◆ TEXTO DADO:
::::
Domingo 04 de Noviembre de 2012

Andrés Martino/ Ovación
amartino@unoentrerios.com.ar

Fue amor a primera vista. Ni bien pisó suelo entrerriano quedó encantado con esta tierra y decidió quedarse. Allá por 2010, cuando se realizó el Mundial de Amputados en Crespo y Cerrito, Ghana participó con su seleccionado y trajo a sus colaboradores, donde se encontraba Mohammed Musah.


Este joven de 24 años tomó la decisión y se quedó a vivir en Paraná donde hace dos años reside en una casa de familia.


Buscó trabajo, aprendió de manera perfecta el idioma y se calzó la casaca de Sportivo Urquiza, donde actualmente juega al fútbol, una de sus pasiones.


El africano, sociable, amable y de buen humor, contó a Ovación una historia imperdible plagada de condimentos y lejos de su tierra natal.


—¿Cómo se dio todo para que hoy vivas en Paraná?
::::
◆ LO QUE SE PIDE: Copia de la nota sobre Mohammed Musah todo lo que va desde "Buscó trabajo, aprendió" hasta "vivas en Paraná?", y sustituye "Sportivo Urquiza" por "Atlético Echagüe".

[Datos de análisis de diseño de documentos]
::::
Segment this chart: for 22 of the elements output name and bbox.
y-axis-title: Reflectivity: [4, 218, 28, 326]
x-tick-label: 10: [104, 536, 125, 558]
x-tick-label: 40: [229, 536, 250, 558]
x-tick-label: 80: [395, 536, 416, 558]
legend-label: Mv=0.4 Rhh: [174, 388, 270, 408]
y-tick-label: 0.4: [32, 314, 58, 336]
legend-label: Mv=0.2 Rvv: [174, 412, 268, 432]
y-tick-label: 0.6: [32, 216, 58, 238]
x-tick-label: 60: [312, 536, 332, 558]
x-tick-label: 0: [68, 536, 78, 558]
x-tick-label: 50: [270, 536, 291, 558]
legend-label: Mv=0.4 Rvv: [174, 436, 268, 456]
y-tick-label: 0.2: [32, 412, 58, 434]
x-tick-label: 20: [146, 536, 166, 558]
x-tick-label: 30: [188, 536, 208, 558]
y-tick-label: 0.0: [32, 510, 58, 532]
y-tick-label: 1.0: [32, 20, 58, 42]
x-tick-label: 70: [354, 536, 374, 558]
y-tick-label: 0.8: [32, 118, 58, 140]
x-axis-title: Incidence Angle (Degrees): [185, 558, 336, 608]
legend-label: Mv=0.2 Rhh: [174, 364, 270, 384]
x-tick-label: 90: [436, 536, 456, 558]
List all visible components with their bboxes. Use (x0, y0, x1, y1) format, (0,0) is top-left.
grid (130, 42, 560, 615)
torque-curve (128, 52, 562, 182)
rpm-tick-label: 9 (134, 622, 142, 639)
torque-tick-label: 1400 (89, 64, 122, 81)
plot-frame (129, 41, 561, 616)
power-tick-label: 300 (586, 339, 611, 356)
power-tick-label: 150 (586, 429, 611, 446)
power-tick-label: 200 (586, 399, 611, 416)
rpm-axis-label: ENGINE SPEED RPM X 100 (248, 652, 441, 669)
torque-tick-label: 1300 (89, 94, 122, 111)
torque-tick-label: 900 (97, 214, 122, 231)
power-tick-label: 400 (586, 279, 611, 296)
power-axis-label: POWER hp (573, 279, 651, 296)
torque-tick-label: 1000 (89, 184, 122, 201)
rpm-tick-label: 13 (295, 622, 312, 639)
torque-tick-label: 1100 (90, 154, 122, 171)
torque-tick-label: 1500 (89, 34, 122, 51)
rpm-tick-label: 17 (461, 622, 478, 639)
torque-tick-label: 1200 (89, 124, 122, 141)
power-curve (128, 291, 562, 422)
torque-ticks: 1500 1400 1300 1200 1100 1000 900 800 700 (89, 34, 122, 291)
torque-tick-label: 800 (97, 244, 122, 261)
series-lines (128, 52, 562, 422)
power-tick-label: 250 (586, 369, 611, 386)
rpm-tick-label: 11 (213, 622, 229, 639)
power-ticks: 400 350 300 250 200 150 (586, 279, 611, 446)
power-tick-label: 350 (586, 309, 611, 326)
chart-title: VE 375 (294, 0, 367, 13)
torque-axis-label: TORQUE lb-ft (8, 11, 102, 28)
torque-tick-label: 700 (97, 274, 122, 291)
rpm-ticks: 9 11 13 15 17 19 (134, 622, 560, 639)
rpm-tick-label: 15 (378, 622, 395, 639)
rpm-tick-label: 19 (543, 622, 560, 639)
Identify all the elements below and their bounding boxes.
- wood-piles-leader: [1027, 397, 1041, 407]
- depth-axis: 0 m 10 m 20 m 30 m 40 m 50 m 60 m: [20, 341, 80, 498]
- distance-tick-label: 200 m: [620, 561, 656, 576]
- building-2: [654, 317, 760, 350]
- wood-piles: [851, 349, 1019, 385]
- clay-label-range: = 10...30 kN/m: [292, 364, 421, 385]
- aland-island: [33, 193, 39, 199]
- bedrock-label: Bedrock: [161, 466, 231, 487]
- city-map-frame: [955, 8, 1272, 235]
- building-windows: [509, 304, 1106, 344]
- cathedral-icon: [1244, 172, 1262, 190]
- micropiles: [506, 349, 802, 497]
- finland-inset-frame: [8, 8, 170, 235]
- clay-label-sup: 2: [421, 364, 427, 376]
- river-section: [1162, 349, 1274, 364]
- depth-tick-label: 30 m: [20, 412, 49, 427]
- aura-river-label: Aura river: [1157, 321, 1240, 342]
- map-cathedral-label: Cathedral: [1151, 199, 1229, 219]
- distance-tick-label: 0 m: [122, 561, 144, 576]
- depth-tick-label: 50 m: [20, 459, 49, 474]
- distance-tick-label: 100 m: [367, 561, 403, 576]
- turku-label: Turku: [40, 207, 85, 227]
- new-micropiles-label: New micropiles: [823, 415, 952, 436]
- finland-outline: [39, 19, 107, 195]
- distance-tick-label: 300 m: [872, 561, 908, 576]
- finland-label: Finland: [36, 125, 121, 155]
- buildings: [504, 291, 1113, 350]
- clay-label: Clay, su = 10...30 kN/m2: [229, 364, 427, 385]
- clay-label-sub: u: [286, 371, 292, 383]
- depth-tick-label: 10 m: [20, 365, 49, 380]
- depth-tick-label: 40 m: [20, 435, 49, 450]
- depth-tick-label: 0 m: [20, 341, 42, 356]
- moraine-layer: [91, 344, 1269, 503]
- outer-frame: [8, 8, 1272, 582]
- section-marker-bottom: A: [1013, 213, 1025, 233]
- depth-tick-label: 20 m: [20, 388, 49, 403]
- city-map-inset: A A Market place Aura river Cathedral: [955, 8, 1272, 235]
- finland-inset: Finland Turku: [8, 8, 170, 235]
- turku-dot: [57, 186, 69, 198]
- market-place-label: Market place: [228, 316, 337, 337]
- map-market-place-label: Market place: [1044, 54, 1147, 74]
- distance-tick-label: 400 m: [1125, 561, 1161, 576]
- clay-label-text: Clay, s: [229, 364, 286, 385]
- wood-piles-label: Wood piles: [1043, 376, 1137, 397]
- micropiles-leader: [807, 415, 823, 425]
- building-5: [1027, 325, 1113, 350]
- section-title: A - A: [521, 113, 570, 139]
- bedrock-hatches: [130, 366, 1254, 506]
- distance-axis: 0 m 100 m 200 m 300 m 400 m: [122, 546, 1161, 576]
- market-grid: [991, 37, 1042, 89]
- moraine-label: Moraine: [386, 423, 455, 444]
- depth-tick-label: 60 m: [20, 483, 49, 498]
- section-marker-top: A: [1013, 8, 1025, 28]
::::
◆ RESPUESTA DEL EJERCICIO:
Buscó trabajo, aprendió de manera perfecta el idioma y se calzó la casaca de Atlético Echagüe, donde actualmente juega al fútbol, una de sus pasiones.


El africano, sociable, amable y de buen humor, contó a Ovación una historia imperdible plagada de condimentos y lejos de su tierra natal.


—¿Cómo se dio todo para que hoy vivas en Paraná?